▸ **Teks hasil ekstraksi**
───

“Penugasan TNI untuk menjaga kejaksaan menimbulkan pertanyaan. Komunikasi yang minim dan kebijakan yang tak transparan memicu spekulasi. Apakah hukum kini butuh senjata? Apakah kejaksaan begitu rentan? Apakah situasi sedang darurat? Dalam demokrasi, penegakan hukum harus tunduk pada prinsip sipil. Selain rawan tumpang tindih kewenangan, langkah ini juga kabur secara hukum. Semua keputusan publik disampaikan dengan terang bukan dalam bisik-bisik kekuasaan. Demokrasi sehat lahir dari keterbukaan bukan dari perintah,”
Sebanyak kurang lebih 6.000 prajurit Tentara Nasional Indonesia (TNI) akan diterjunkan untuk menjaga dan mengamankan kerja Kejaksaan Agung Republik Indonesia hingga di daerah-daerah. Hal ini dilandasi pada Kebijakan Panglima TNI Jenderal Agus Subianto yang diterbitkan 5 Mei lalu.

───

▸ **Rincian tugas**
Perbarui bagian teks tentang penugasan TNI menjaga kejaksaan: mulai dari kata-kata yang memuat "Sebanyak kurang lebih" dan berhenti setelah "5 Mei lalu.". Ganti "prajurit" dengan "personel".

───

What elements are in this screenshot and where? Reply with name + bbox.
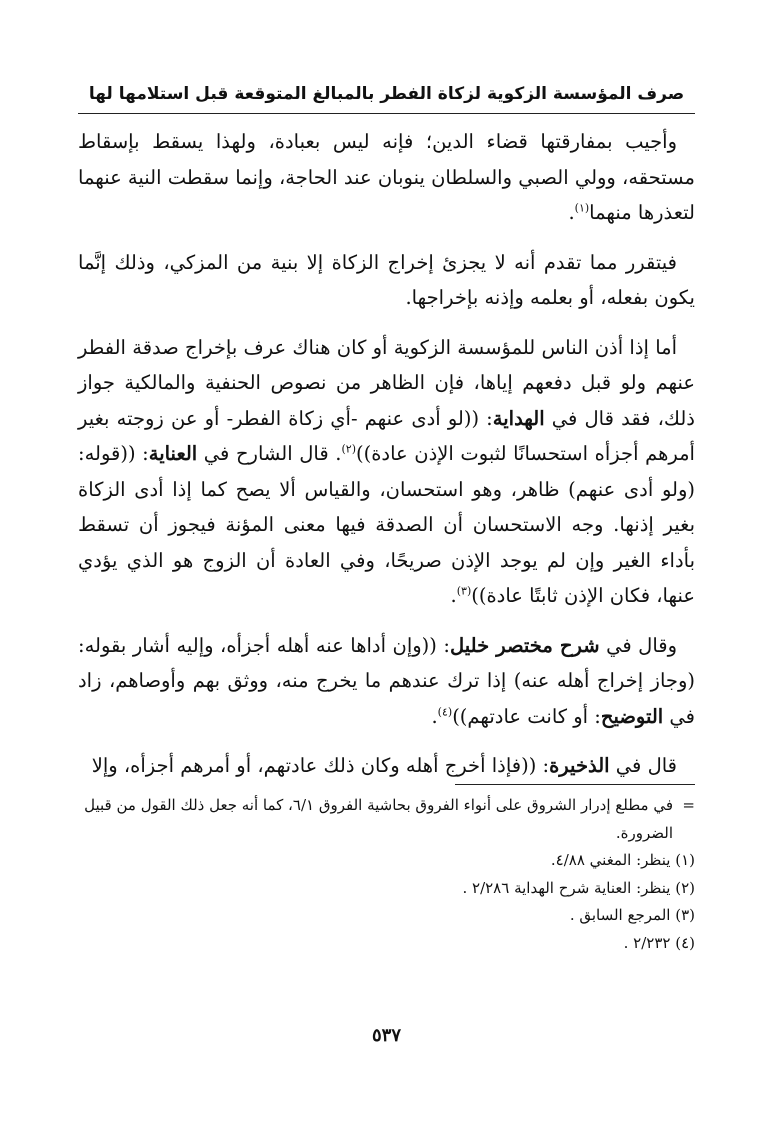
paragraph-1: وأجيب بمفارقتها قضاء الدين؛ فإنه ليس بعبادة، ولهذا يسقط بإسقاط مستحقه، وولي الصبي والسلطان ينوبان عند الحاجة، وإنما سقطت النية عنهما لتعذرها منهما$^{(١)}$. (78, 130, 695, 224)
footnote-ref-1[interactable]: (١) (574, 201, 590, 215)
footnote-text: ينظر: المغني ٤/٨٨. (550, 851, 671, 869)
footnote-ref-3[interactable]: (٣) (456, 584, 472, 598)
footnote-continuation: = في مطلع إدرار الشروق على أنواء الفروق بحاشية الفروق ٦/١، كما أنه جعل ذلك القول من قبيل الضرورة. (78, 792, 695, 847)
footnote-ref-4[interactable]: (٤) (437, 705, 453, 718)
footnote-number: (٣) (675, 906, 695, 924)
footnote-number: (١) (675, 851, 695, 869)
footnote-divider (455, 784, 695, 785)
footnote-text: ينظر: العناية شرح الهداية ٢/٢٨٦ . (462, 878, 671, 897)
footnote-number: (٤) (675, 933, 695, 952)
footnotes (78, 792, 695, 957)
book-title-hidaya: الهداية (492, 406, 545, 430)
book-title-tawdih: التوضيح (600, 704, 664, 728)
footnote-item (78, 875, 695, 903)
document-page (78, 0, 695, 1121)
footnote-item (78, 847, 695, 875)
header-divider (78, 113, 695, 114)
paragraph-4: وقال في شرح مختصر خليل: ((وإن أداها عنه أهله أجزأه، وإليه أشار بقوله: (وجاز إخراج أهله عنه) إذا ترك عندهم ما يخرج منه، ووثق بهم وأوصاهم، زاد في التوضيح: أو كانت عادتهم))$^{(٤)}$. (78, 633, 695, 728)
footnote-item (78, 930, 695, 958)
main-text (78, 124, 695, 798)
footnote-ref-2[interactable]: (٢) (341, 442, 356, 456)
book-title-dhakhira: الذخيرة (549, 754, 610, 777)
book-title-sharh-khalil: شرح مختصر خليل (449, 633, 600, 657)
footnote-text: المرجع السابق . (569, 906, 671, 924)
paragraph-3: أما إذا أذن الناس للمؤسسة الزكوية أو كان هناك عرف بإخراج صدقة الفطر عنهم ولو قبل دفعهم إياها، فإن الظاهر من نصوص الحنفية والمالكية جواز ذلك، فقد قال في الهداية: ((لو أدى عنهم -أي زكاة الفطر- أو عن زوجته بغير أمرهم أجزأه استحسانًا لثبوت الإذن عادة))$^{(٢)}$. قال الشارح في العناية: ((قوله: (ولو أدى عنهم) ظاهر، وهو استحسان، والقياس ألا يصح كما إذا أدى الزكاة بغير إذنها. وجه الاستحسان أن الصدقة فيها معنى المؤنة فيجوز أن تسقط بأداء الغير وإن لم يوجد الإذن صريحًا، وفي العادة أن الزوج هو الذي يؤدي عنها، فكان الإذن ثابتًا عادة))$^{(٣)}$. (78, 335, 695, 607)
footnote-text: ٢/٢٣٢ . (623, 933, 671, 952)
paragraph-2: فيتقرر مما تقدم أنه لا يجزئ إخراج الزكاة إلا بنية من المزكي، وذلك إنَّما يكون بفعله، أو بعلمه وإذنه بإخراجها. (78, 250, 695, 309)
continuation-mark: = (682, 796, 695, 814)
paragraph-5: قال في الذخيرة: ((فإذا أخرج أهله وكان ذلك عادتهم، أو أمرهم أجزأه، وإلا (91, 754, 677, 777)
footnote-number: (٢) (675, 878, 695, 897)
running-header: صرف المؤسسة الزكوية لزكاة الفطر بالمبالغ المتوقعة قبل استلامها لها (88, 84, 685, 104)
page-number: ٥٣٧ (371, 1025, 401, 1046)
footnote-item (78, 902, 695, 930)
book-title-inaya: العناية (148, 442, 198, 465)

───

▸ **Jawaban tertulis**
Sebanyak kurang lebih 6.000 personel Tentara Nasional Indonesia (TNI) akan diterjunkan untuk menjaga dan mengamankan kerja Kejaksaan Agung Republik Indonesia hingga di daerah-daerah. Hal ini dilandasi pada Kebijakan Panglima TNI Jenderal Agus Subianto yang diterbitkan 5 Mei lalu.